Please edit the data from its first line through the line containing "The concave outer end 23 is at (858, 430).", replacing "turbine rotor" with "turbine wheel" and leaving everything else unchanged. Return only those lines.
### Raw records
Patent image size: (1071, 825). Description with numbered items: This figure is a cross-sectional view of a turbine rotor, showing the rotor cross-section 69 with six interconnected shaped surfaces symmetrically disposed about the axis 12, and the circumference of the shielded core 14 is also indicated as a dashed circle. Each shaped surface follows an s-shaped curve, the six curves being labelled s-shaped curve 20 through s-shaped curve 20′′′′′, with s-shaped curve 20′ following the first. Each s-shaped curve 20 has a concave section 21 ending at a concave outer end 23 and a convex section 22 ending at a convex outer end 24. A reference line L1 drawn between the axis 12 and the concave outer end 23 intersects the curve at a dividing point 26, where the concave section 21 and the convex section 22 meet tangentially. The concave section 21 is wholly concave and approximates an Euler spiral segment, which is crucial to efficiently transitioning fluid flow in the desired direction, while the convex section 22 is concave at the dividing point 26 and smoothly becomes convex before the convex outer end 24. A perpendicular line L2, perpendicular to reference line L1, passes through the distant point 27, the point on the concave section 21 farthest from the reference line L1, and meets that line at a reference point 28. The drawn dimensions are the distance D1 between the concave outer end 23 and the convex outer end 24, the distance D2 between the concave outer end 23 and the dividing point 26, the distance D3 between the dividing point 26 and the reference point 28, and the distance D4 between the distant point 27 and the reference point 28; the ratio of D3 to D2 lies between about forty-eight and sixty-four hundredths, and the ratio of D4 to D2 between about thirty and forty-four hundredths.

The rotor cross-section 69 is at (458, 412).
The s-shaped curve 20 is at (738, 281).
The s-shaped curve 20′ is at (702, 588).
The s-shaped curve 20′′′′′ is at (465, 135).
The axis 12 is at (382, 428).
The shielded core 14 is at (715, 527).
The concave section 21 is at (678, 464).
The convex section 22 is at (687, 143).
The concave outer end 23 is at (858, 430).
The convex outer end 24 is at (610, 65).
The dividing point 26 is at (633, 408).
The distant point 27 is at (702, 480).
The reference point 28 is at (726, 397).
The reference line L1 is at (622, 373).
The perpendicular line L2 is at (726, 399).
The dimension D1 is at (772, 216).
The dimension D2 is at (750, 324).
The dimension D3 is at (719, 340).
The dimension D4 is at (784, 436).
######
→ **Result**
Patent image size: (1071, 825). Description with numbered items: This figure is a cross-sectional view of a turbine wheel, showing the rotor cross-section 69 with six interconnected shaped surfaces symmetrically disposed about the axis 12, and the circumference of the shielded core 14 is also indicated as a dashed circle. Each shaped surface follows an s-shaped curve, the six curves being labelled s-shaped curve 20 through s-shaped curve 20′′′′′, with s-shaped curve 20′ following the first. Each s-shaped curve 20 has a concave section 21 ending at a concave outer end 23 and a convex section 22 ending at a convex outer end 24. A reference line L1 drawn between the axis 12 and the concave outer end 23 intersects the curve at a dividing point 26, where the concave section 21 and the convex section 22 meet tangentially. The concave section 21 is wholly concave and approximates an Euler spiral segment, which is crucial to efficiently transitioning fluid flow in the desired direction, while the convex section 22 is concave at the dividing point 26 and smoothly becomes convex before the convex outer end 24. A perpendicular line L2, perpendicular to reference line L1, passes through the distant point 27, the point on the concave section 21 farthest from the reference line L1, and meets that line at a reference point 28. The drawn dimensions are the distance D1 between the concave outer end 23 and the convex outer end 24, the distance D2 between the concave outer end 23 and the dividing point 26, the distance D3 between the dividing point 26 and the reference point 28, and the distance D4 between the distant point 27 and the reference point 28; the ratio of D3 to D2 lies between about forty-eight and sixty-four hundredths, and the ratio of D4 to D2 between about thirty and forty-four hundredths.

The rotor cross-section 69 is at (458, 412).
The s-shaped curve 20 is at (738, 281).
The s-shaped curve 20′ is at (702, 588).
The s-shaped curve 20′′′′′ is at (465, 135).
The axis 12 is at (382, 428).
The shielded core 14 is at (715, 527).
The concave section 21 is at (678, 464).
The convex section 22 is at (687, 143).
The concave outer end 23 is at (858, 430).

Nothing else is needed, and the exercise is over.